◆ **What the task requires**: Repeat every record exactly, but keep images out of the copy.

◆ **Provided data**:
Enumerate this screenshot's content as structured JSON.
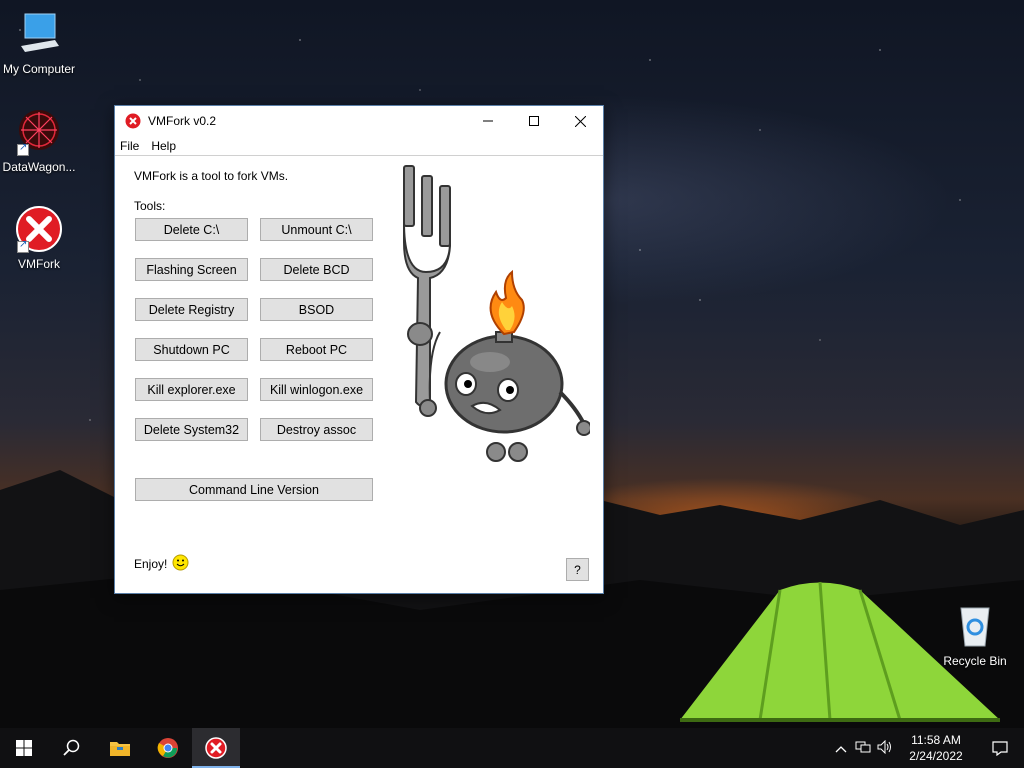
{
  "desktop": {
    "icons": [
      {
        "label": "My Computer"
      },
      {
        "label": "DataWagon..."
      },
      {
        "label": "VMFork"
      },
      {
        "label": "Recycle Bin"
      }
    ]
  },
  "window": {
    "title": "VMFork v0.2",
    "menu": [
      "File",
      "Help"
    ],
    "intro": "VMFork is a tool to fork VMs.",
    "tools_label": "Tools:",
    "buttons": [
      "Delete C:\\",
      "Unmount C:\\",
      "Flashing Screen",
      "Delete BCD",
      "Delete Registry",
      "BSOD",
      "Shutdown PC",
      "Reboot PC",
      "Kill explorer.exe",
      "Kill winlogon.exe",
      "Delete System32",
      "Destroy assoc"
    ],
    "command_line_button": "Command Line Version",
    "enjoy": "Enjoy!",
    "help_button": "?"
  },
  "taskbar": {
    "time": "11:58 AM",
    "date": "2/24/2022"
  },
  "icons": {
    "app": "red-x-icon",
    "start": "windows-start-icon",
    "search": "search-icon",
    "explorer": "folder-icon",
    "browser": "chrome-icon",
    "smiley": "smiley-icon"
  },
  "colors": {
    "accent": "#7fb2ea",
    "button_bg": "#e1e1e1",
    "app_red": "#e01c24",
    "taskbar": "#101012"
  }
}
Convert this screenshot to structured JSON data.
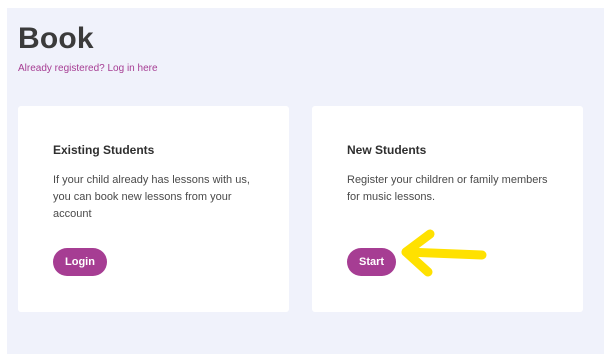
{
  "page": {
    "title": "Book",
    "login_link": "Already registered? Log in here"
  },
  "cards": [
    {
      "title": "Existing Students",
      "description": "If your child already has lessons with us, you can book new lessons from your account",
      "button_label": "Login"
    },
    {
      "title": "New Students",
      "description": "Register your children or family members for music lessons.",
      "button_label": "Start"
    }
  ],
  "annotation": {
    "arrow_color": "#ffe100",
    "points_to": "start-button"
  },
  "colors": {
    "accent": "#a63d93",
    "panel_background": "#f0f2fb"
  }
}
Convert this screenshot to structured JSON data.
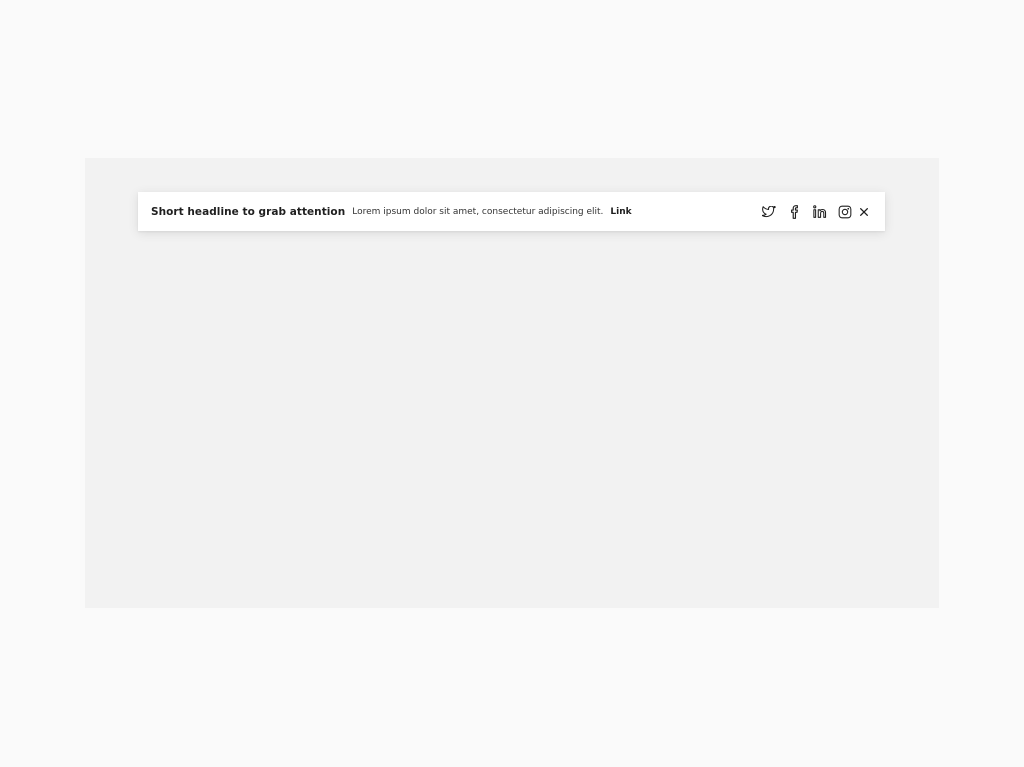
{
  "banner": {
    "headline": "Short headline to grab attention",
    "body": "Lorem ipsum dolor sit amet, consectetur adipiscing elit.",
    "link_label": "Link"
  },
  "social_icons": [
    "twitter-icon",
    "facebook-icon",
    "linkedin-icon",
    "instagram-icon"
  ],
  "close_icon": "close-icon",
  "colors": {
    "page_background": "#fafafa",
    "stage_background": "#f2f2f2",
    "banner_background": "#ffffff",
    "text": "#1f1f1f"
  }
}
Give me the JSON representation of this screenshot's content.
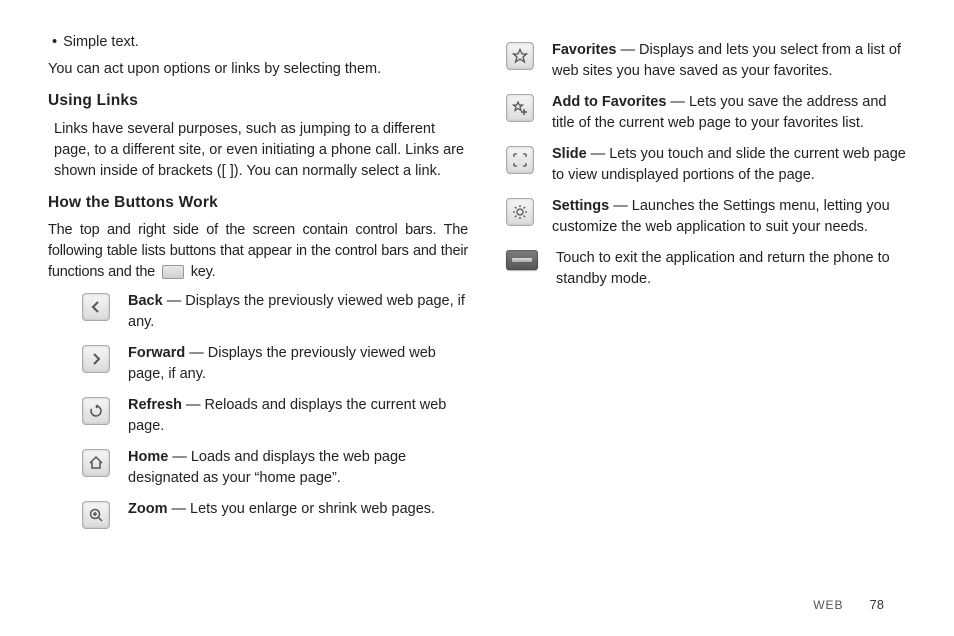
{
  "left": {
    "bullet": "Simple text.",
    "act_para": "You can act upon options or links by selecting them.",
    "heading_links": "Using Links",
    "links_para": "Links have several purposes, such as jumping to a different page, to a different site, or even initiating a phone call. Links are shown inside of brackets ([   ]). You can normally select a link.",
    "heading_buttons": "How the Buttons Work",
    "buttons_intro_a": "The top and right side of the screen contain control bars. The following table lists buttons that appear in the control bars and their functions and the ",
    "buttons_intro_b": " key.",
    "rows": {
      "back": {
        "term": "Back",
        "desc": " — Displays the previously viewed web page, if any."
      },
      "forward": {
        "term": "Forward",
        "desc": " — Displays the previously viewed web page, if any."
      },
      "refresh": {
        "term": "Refresh",
        "desc": " — Reloads and displays the current web page."
      },
      "home": {
        "term": "Home",
        "desc": " — Loads and displays the web page designated as your “home page”."
      },
      "zoom": {
        "term": "Zoom",
        "desc": " — Lets you enlarge or shrink web pages."
      }
    }
  },
  "right": {
    "rows": {
      "favorites": {
        "term": "Favorites",
        "desc": " — Displays and lets you select from a list of web sites you have saved as your favorites."
      },
      "addfav": {
        "term": "Add to Favorites",
        "desc": " — Lets you save the address and title of the current web page to your favorites list."
      },
      "slide": {
        "term": "Slide",
        "desc": " — Lets you touch and slide the current web page to view undisplayed portions of the page."
      },
      "settings": {
        "term": "Settings",
        "desc": " — Launches the Settings menu, letting you customize the web application to suit your needs."
      },
      "exit": {
        "desc": "Touch to exit the application and return the phone to standby mode."
      }
    }
  },
  "footer": {
    "section": "WEB",
    "page": "78"
  }
}
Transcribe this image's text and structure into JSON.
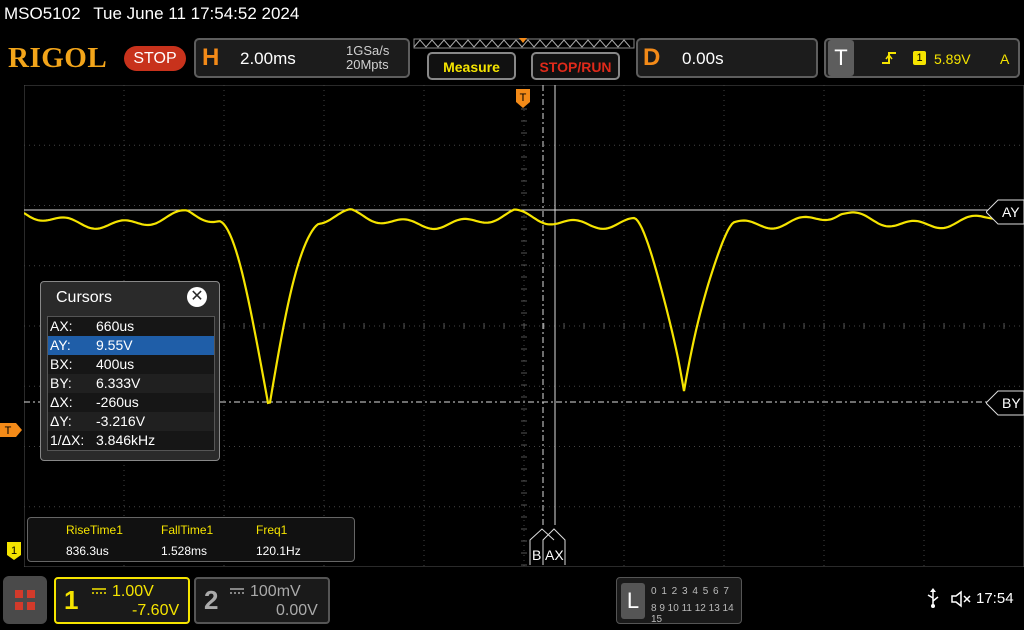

◆ **Correct output**:
Enumerate this screenshot's content as structured JSON.
{
  "desktop": {
    "icons": [
      {
        "label": "My Computer"
      },
      {
        "label": "DataWagon..."
      },
      {
        "label": "VMFork"
      },
      {
        "label": "Recycle Bin"
      }
    ]
  },
  "window": {
    "title": "VMFork v0.2",
    "menu": [
      "File",
      "Help"
    ],
    "intro": "VMFork is a tool to fork VMs.",
    "tools_label": "Tools:",
    "buttons": [
      "Delete C:\\",
      "Unmount C:\\",
      "Flashing Screen",
      "Delete BCD",
      "Delete Registry",
      "BSOD",
      "Shutdown PC",
      "Reboot PC",
      "Kill explorer.exe",
      "Kill winlogon.exe",
      "Delete System32",
      "Destroy assoc"
    ],
    "command_line_button": "Command Line Version",
    "enjoy": "Enjoy!",
    "help_button": "?"
  },
  "taskbar": {
    "time": "11:58 AM",
    "date": "2/24/2022"
  },
  "icons": {
    "app": "red-x-icon",
    "start": "windows-start-icon",
    "search": "search-icon",
    "explorer": "folder-icon",
    "browser": "chrome-icon",
    "smiley": "smiley-icon"
  },
  "colors": {
    "accent": "#7fb2ea",
    "button_bg": "#e1e1e1",
    "app_red": "#e01c24",
    "taskbar": "#101012"
  }
}
Convert this screenshot to structured JSON data.
{
  "page": {
    "title": "Book",
    "login_link": "Already registered? Log in here"
  },
  "cards": [
    {
      "title": "Existing Students",
      "description": "If your child already has lessons with us, you can book new lessons from your account",
      "button_label": "Login"
    },
    {
      "title": "New Students",
      "description": "Register your children or family members for music lessons.",
      "button_label": "Start"
    }
  ],
  "annotation": {
    "arrow_color": "#ffe100",
    "points_to": "start-button"
  },
  "colors": {
    "accent": "#a63d93",
    "panel_background": "#f0f2fb"
  }
}
Convert this screenshot to structured JSON data.
{
  "banner": {
    "headline": "Short headline to grab attention",
    "body": "Lorem ipsum dolor sit amet, consectetur adipiscing elit.",
    "link_label": "Link"
  },
  "social_icons": [
    "twitter-icon",
    "facebook-icon",
    "linkedin-icon",
    "instagram-icon"
  ],
  "close_icon": "close-icon",
  "colors": {
    "page_background": "#fafafa",
    "stage_background": "#f2f2f2",
    "banner_background": "#ffffff",
    "text": "#1f1f1f"
  }
}
Give me the JSON representation of this screenshot's content.
{
  "left": {
    "bullet": "Simple text.",
    "act_para": "You can act upon options or links by selecting them.",
    "heading_links": "Using Links",
    "links_para": "Links have several purposes, such as jumping to a different page, to a different site, or even initiating a phone call. Links are shown inside of brackets ([   ]). You can normally select a link.",
    "heading_buttons": "How the Buttons Work",
    "buttons_intro_a": "The top and right side of the screen contain control bars. The following table lists buttons that appear in the control bars and their functions and the ",
    "buttons_intro_b": " key.",
    "rows": {
      "back": {
        "term": "Back",
        "desc": " — Displays the previously viewed web page, if any."
      },
      "forward": {
        "term": "Forward",
        "desc": " — Displays the previously viewed web page, if any."
      },
      "refresh": {
        "term": "Refresh",
        "desc": " — Reloads and displays the current web page."
      },
      "home": {
        "term": "Home",
        "desc": " — Loads and displays the web page designated as your “home page”."
      },
      "zoom": {
        "term": "Zoom",
        "desc": " — Lets you enlarge or shrink web pages."
      }
    }
  },
  "right": {
    "rows": {
      "favorites": {
        "term": "Favorites",
        "desc": " — Displays and lets you select from a list of web sites you have saved as your favorites."
      },
      "addfav": {
        "term": "Add to Favorites",
        "desc": " — Lets you save the address and title of the current web page to your favorites list."
      },
      "slide": {
        "term": "Slide",
        "desc": " — Lets you touch and slide the current web page to view undisplayed portions of the page."
      },
      "settings": {
        "term": "Settings",
        "desc": " — Launches the Settings menu, letting you customize the web application to suit your needs."
      },
      "exit": {
        "desc": "Touch to exit the application and return the phone to standby mode."
      }
    }
  },
  "footer": {
    "section": "WEB",
    "page": "78"
  }
}
Transcribe this image's text and structure into JSON.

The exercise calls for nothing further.